**Set exercise:**
Give the listing again character for character, but drop the images.

Start Dataset extract

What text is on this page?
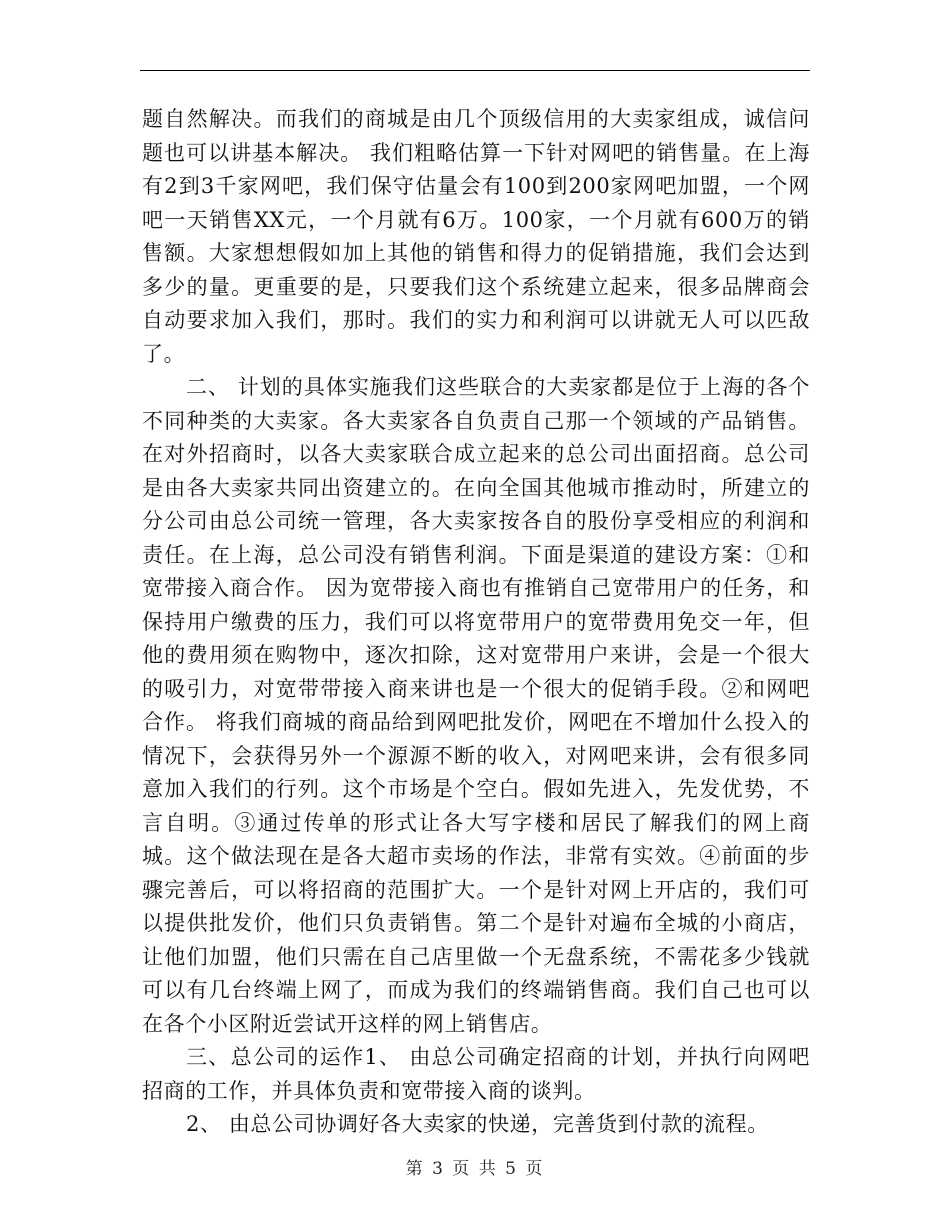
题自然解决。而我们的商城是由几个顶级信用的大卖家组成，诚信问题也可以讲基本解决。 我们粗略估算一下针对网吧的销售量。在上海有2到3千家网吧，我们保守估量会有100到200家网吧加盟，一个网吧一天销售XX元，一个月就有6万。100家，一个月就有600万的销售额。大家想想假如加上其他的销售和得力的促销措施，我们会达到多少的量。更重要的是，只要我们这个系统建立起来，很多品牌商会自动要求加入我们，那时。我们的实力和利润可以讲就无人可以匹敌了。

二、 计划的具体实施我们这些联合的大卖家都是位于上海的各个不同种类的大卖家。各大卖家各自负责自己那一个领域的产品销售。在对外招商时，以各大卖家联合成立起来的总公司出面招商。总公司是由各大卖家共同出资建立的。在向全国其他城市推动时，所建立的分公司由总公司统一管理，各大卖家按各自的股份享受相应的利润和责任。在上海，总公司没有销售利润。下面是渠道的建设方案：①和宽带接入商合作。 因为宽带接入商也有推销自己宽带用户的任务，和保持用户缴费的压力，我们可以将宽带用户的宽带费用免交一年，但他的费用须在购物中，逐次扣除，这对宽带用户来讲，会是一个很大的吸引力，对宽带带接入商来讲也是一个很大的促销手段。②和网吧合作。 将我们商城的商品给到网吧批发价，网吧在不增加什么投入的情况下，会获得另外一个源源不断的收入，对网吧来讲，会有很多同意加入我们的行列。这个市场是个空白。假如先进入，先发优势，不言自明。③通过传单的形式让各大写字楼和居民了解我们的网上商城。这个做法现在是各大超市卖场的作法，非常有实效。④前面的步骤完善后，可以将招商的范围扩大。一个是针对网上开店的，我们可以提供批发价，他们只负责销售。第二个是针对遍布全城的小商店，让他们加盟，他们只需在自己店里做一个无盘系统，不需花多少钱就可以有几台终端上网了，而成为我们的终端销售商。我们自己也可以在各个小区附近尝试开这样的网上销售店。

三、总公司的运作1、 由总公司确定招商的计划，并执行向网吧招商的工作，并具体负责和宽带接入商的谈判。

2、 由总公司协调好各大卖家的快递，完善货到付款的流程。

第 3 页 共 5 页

End Dataset extract

**Reply:**
What text is on this page?
题自然解决。而我们的商城是由几个顶级信用的大卖家组成，诚信问题也可以讲基本解决。 我们粗略估算一下针对网吧的销售量。在上海有2到3千家网吧，我们保守估量会有100到200家网吧加盟，一个网吧一天销售XX元，一个月就有6万。100家，一个月就有600万的销售额。大家想想假如加上其他的销售和得力的促销措施，我们会达到多少的量。更重要的是，只要我们这个系统建立起来，很多品牌商会自动要求加入我们，那时。我们的实力和利润可以讲就无人可以匹敌了。

二、 计划的具体实施我们这些联合的大卖家都是位于上海的各个不同种类的大卖家。各大卖家各自负责自己那一个领域的产品销售。在对外招商时，以各大卖家联合成立起来的总公司出面招商。总公司是由各大卖家共同出资建立的。在向全国其他城市推动时，所建立的分公司由总公司统一管理，各大卖家按各自的股份享受相应的利润和责任。在上海，总公司没有销售利润。下面是渠道的建设方案：①和宽带接入商合作。 因为宽带接入商也有推销自己宽带用户的任务，和保持用户缴费的压力，我们可以将宽带用户的宽带费用免交一年，但他的费用须在购物中，逐次扣除，这对宽带用户来讲，会是一个很大的吸引力，对宽带带接入商来讲也是一个很大的促销手段。②和网吧合作。 将我们商城的商品给到网吧批发价，网吧在不增加什么投入的情况下，会获得另外一个源源不断的收入，对网吧来讲，会有很多同意加入我们的行列。这个市场是个空白。假如先进入，先发优势，不言自明。③通过传单的形式让各大写字楼和居民了解我们的网上商城。这个做法现在是各大超市卖场的作法，非常有实效。④前面的步骤完善后，可以将招商的范围扩大。一个是针对网上开店的，我们可以提供批发价，他们只负责销售。第二个是针对遍布全城的小商店，让他们加盟，他们只需在自己店里做一个无盘系统，不需花多少钱就可以有几台终端上网了，而成为我们的终端销售商。我们自己也可以在各个小区附近尝试开这样的网上销售店。

三、总公司的运作1、 由总公司确定招商的计划，并执行向网吧招商的工作，并具体负责和宽带接入商的谈判。

2、 由总公司协调好各大卖家的快递，完善货到付款的流程。

第 3 页 共 5 页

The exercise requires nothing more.